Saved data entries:
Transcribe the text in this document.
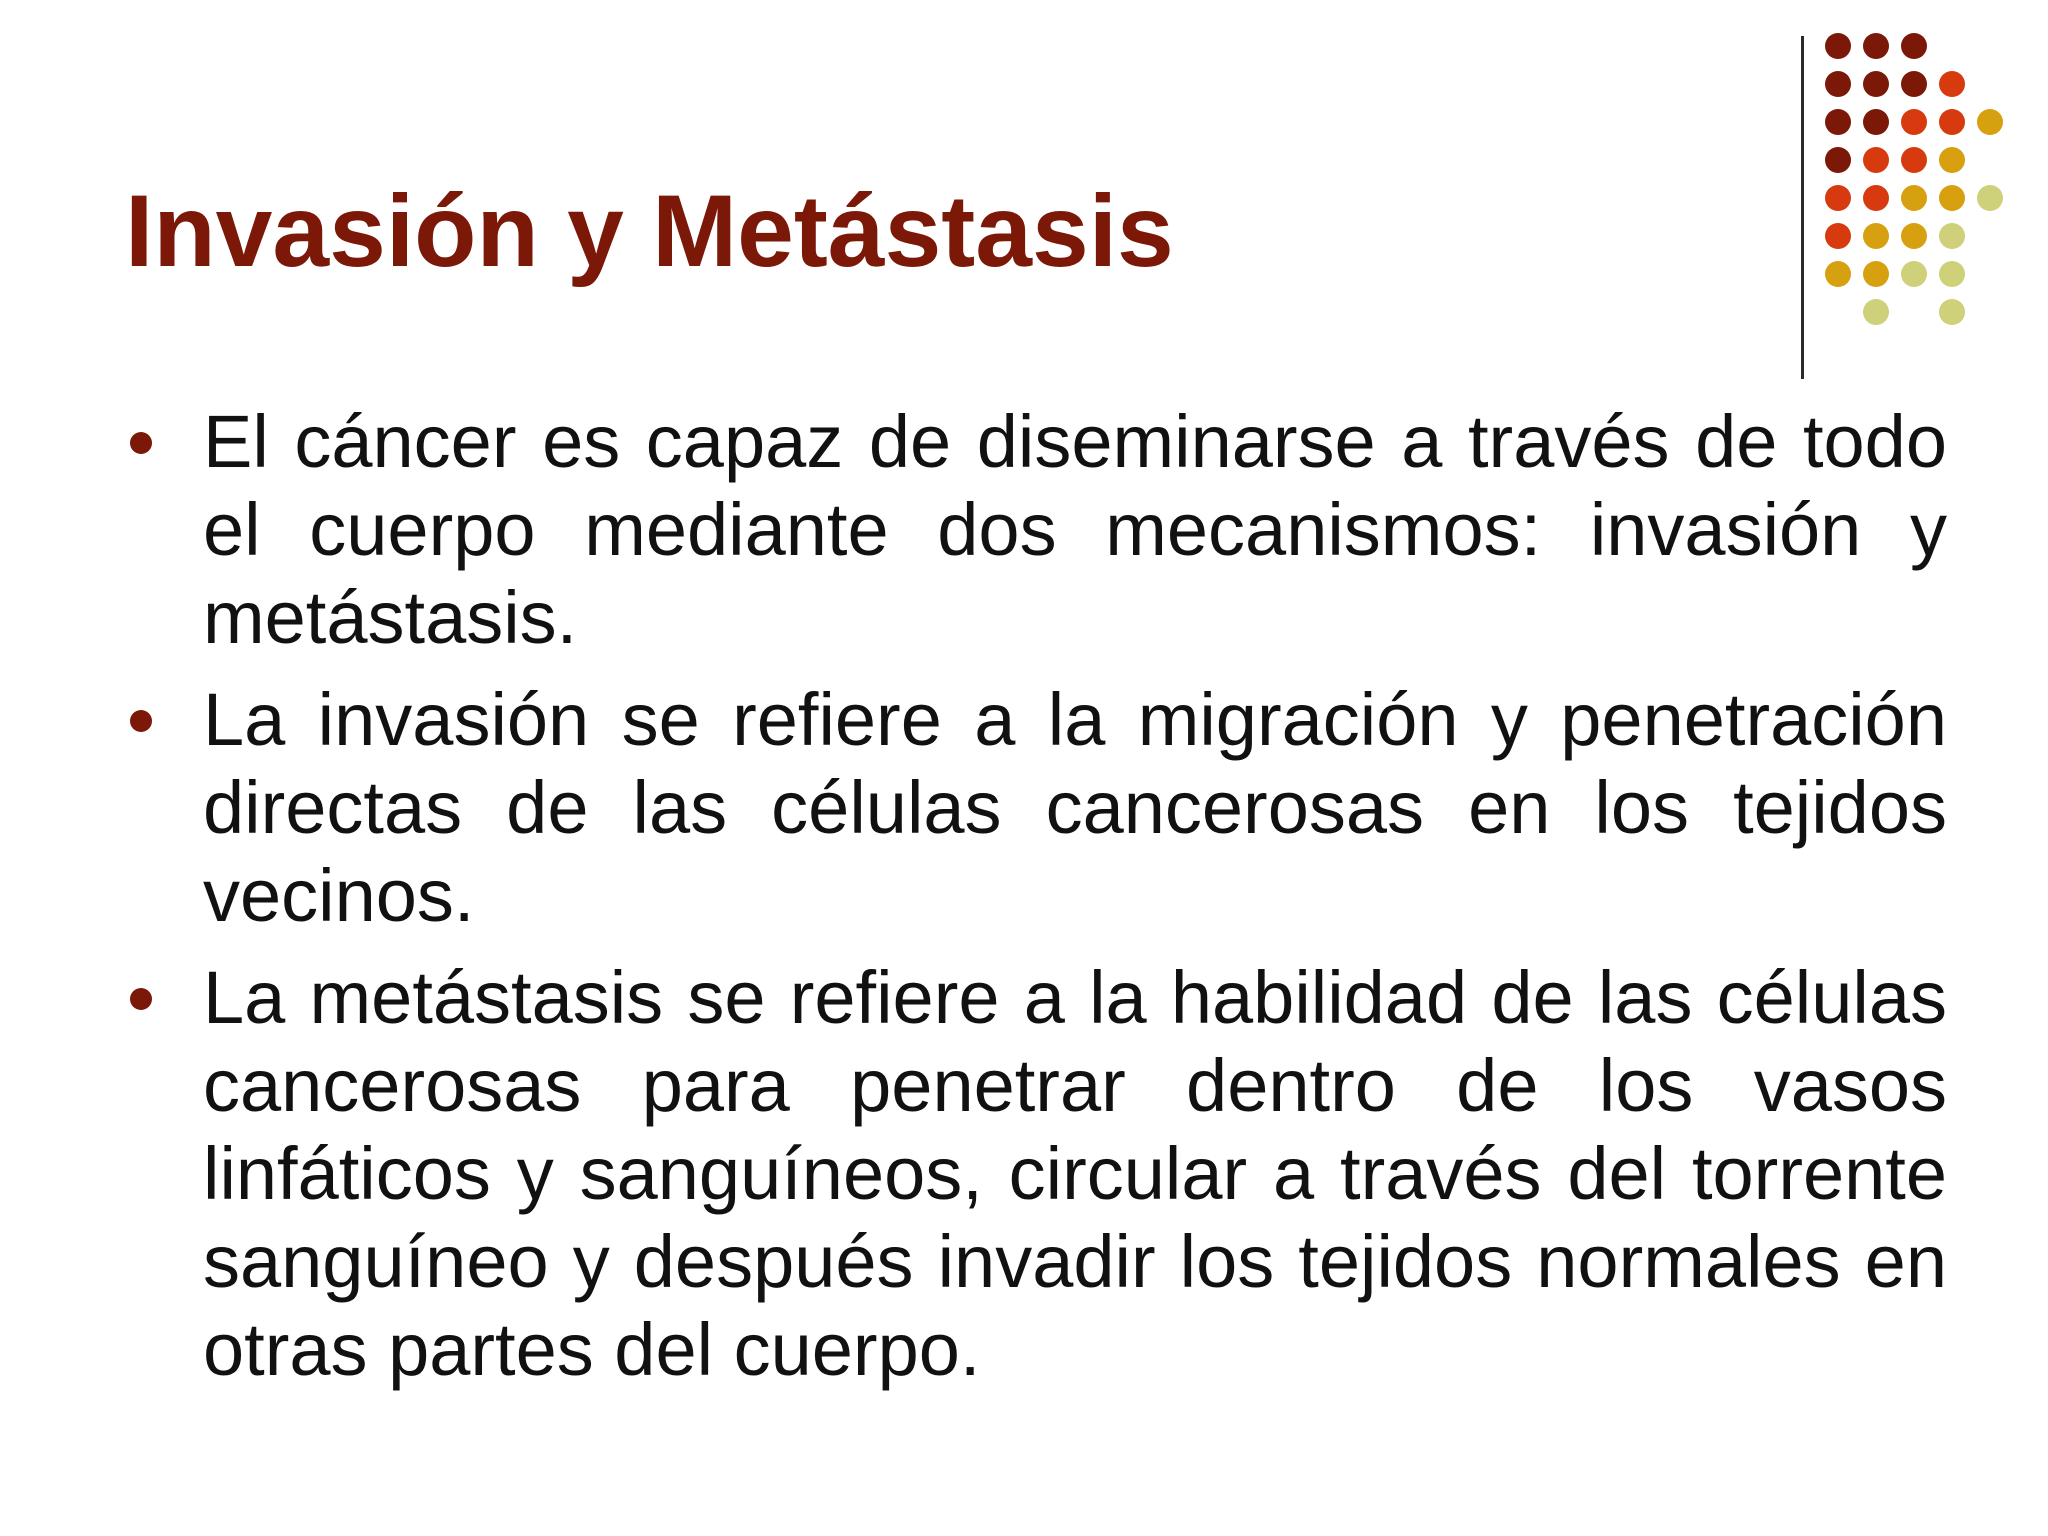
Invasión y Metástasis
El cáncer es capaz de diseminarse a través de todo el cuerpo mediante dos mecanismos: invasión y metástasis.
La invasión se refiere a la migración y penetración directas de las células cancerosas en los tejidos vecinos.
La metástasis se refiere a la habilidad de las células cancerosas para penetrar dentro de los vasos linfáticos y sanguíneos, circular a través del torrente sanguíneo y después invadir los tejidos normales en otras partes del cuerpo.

==

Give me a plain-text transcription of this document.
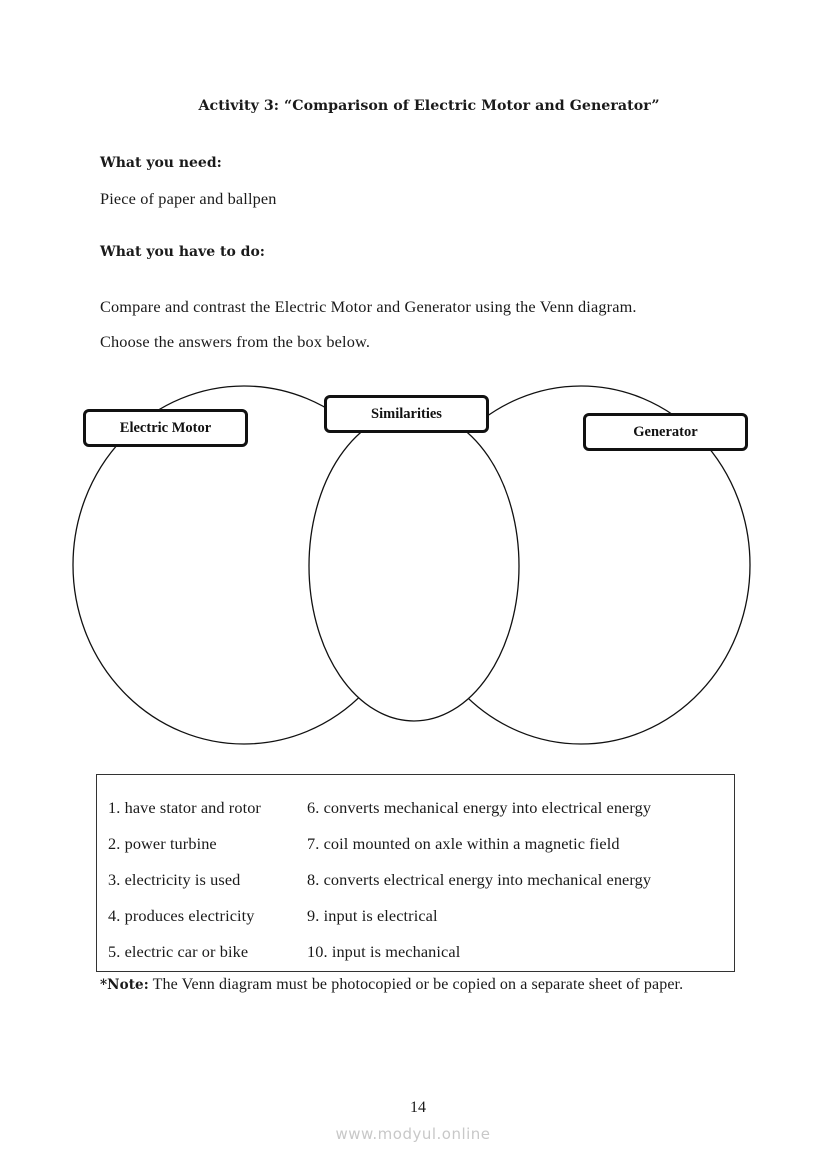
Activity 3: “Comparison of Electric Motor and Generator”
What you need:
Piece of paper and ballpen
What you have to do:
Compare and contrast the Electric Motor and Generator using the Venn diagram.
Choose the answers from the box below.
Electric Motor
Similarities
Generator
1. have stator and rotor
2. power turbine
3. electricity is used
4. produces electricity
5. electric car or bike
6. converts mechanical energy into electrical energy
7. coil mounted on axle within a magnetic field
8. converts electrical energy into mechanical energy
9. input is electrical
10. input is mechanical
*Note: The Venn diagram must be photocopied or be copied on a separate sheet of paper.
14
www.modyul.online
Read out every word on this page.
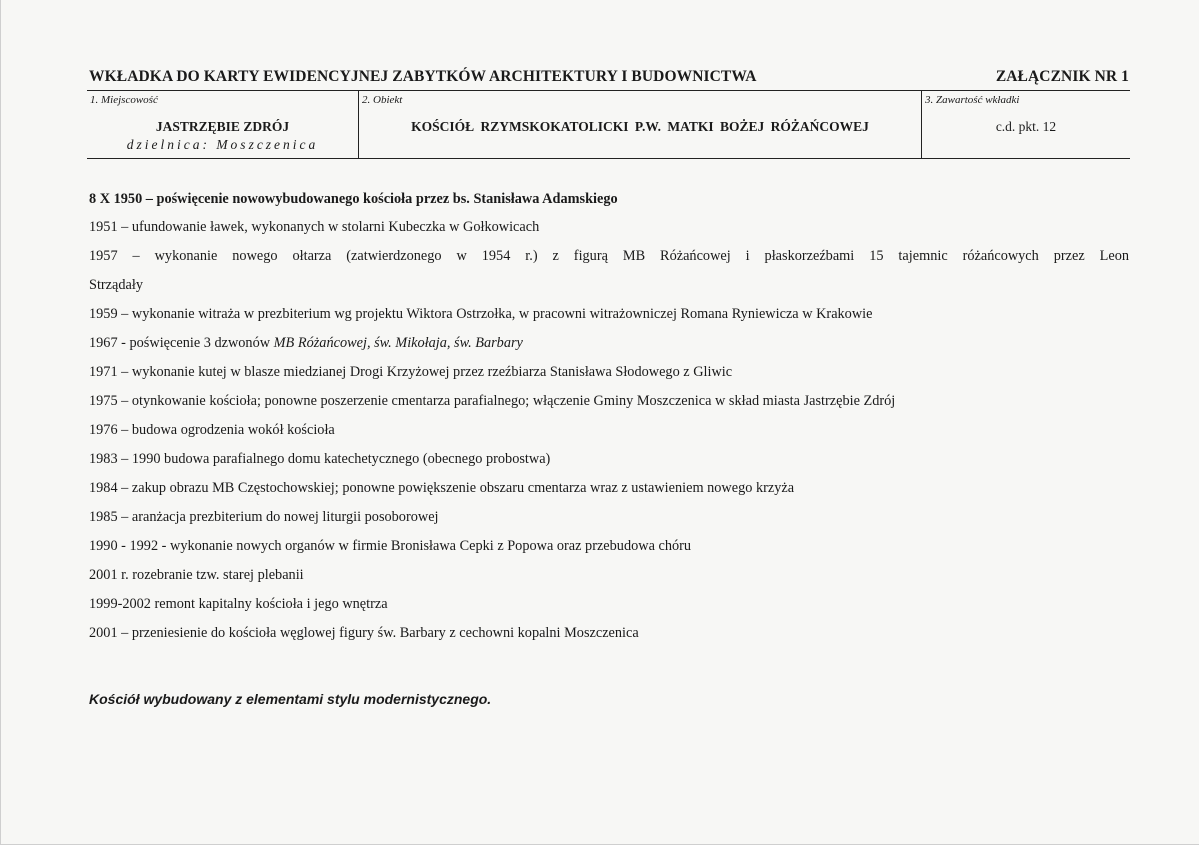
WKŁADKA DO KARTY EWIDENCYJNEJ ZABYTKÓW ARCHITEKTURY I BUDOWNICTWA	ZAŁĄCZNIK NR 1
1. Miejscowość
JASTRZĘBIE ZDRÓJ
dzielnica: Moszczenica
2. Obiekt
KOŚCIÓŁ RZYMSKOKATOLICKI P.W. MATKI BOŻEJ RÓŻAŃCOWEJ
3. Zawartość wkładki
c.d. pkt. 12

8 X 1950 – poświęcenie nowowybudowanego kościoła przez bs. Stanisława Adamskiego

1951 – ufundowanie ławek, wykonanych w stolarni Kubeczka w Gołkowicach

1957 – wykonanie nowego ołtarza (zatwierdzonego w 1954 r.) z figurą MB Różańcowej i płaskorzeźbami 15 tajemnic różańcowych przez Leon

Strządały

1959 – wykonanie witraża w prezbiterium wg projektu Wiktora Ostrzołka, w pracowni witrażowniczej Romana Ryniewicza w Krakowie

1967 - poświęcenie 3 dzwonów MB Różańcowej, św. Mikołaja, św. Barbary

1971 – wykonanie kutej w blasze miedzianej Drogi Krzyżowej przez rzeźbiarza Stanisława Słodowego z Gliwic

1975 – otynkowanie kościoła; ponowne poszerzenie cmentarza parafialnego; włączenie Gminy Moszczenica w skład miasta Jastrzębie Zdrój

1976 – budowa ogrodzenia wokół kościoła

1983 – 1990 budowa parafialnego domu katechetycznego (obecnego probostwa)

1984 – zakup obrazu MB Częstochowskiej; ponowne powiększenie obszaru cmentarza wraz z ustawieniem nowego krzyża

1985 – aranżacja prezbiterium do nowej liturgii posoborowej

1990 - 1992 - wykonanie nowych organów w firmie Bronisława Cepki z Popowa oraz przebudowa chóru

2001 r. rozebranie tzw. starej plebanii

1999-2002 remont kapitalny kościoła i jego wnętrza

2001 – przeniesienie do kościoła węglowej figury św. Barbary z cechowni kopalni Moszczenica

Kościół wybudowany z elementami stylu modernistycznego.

Exercise prompt: State the count of lines with the word "electricity" in them, and write nothing else.

Correct output: 2